Exercise prompt
Check the listing below for lines that hold "following". How many are there? Please give only the number.

Available data
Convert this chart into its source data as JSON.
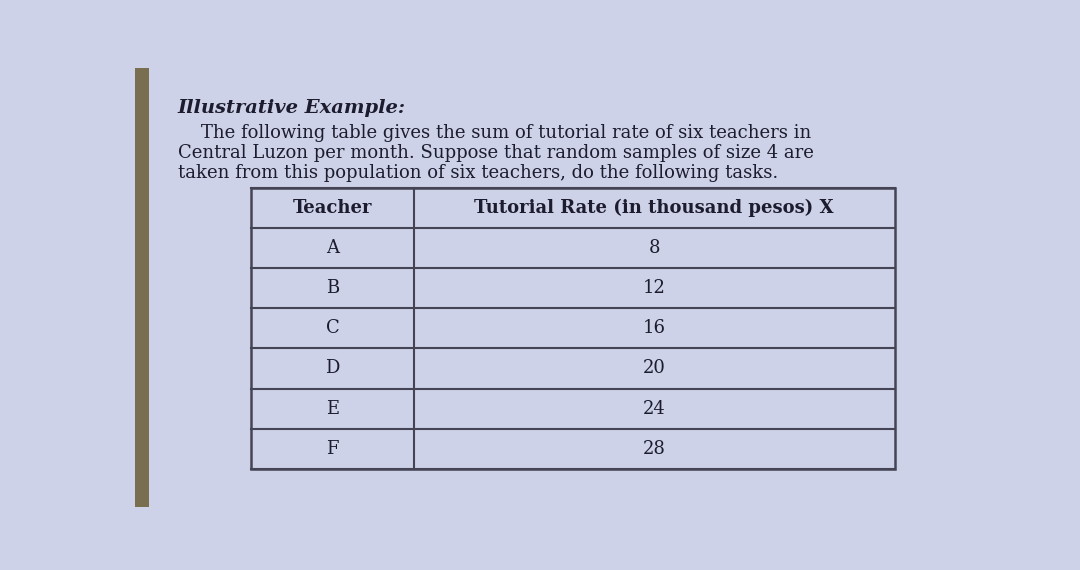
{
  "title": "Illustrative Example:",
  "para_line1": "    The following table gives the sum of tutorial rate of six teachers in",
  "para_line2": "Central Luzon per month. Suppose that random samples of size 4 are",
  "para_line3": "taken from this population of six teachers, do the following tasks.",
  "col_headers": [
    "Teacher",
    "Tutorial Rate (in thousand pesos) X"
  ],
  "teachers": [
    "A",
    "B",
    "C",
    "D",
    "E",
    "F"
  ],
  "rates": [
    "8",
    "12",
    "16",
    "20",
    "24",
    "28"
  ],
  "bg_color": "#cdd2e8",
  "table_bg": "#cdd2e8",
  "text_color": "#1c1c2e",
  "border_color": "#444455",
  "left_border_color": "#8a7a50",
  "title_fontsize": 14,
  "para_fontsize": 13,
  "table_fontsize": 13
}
==
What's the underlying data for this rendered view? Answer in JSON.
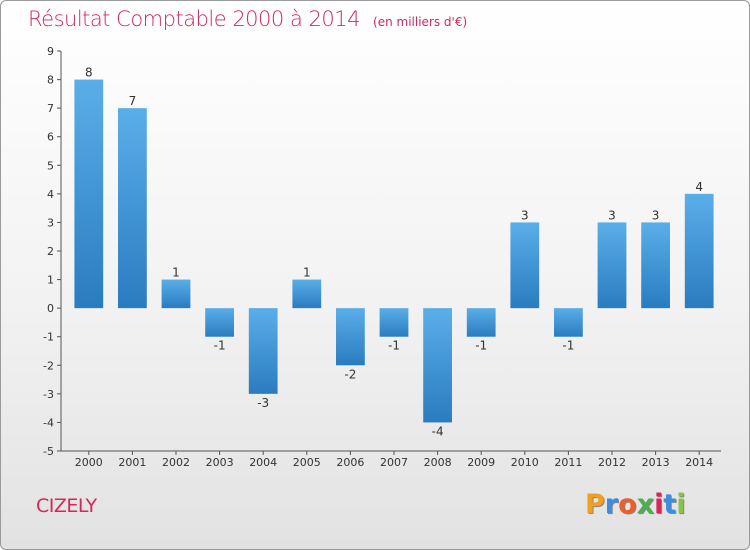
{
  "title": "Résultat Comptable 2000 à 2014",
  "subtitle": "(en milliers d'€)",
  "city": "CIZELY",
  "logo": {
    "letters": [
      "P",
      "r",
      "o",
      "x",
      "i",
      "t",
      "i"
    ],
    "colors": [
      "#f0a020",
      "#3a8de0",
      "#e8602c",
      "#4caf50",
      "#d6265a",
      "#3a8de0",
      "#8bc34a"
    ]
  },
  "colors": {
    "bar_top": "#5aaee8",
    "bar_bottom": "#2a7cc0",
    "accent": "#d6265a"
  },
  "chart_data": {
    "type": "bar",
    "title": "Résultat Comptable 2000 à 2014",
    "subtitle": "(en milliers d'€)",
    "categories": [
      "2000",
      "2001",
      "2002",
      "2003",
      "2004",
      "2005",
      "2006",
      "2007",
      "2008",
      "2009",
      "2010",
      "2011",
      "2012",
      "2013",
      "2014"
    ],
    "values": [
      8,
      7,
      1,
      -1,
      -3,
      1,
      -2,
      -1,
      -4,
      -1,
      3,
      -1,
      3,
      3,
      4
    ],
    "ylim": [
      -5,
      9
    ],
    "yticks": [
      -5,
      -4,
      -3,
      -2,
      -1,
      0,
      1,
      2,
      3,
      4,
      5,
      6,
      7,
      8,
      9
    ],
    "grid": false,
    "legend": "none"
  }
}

Task output
2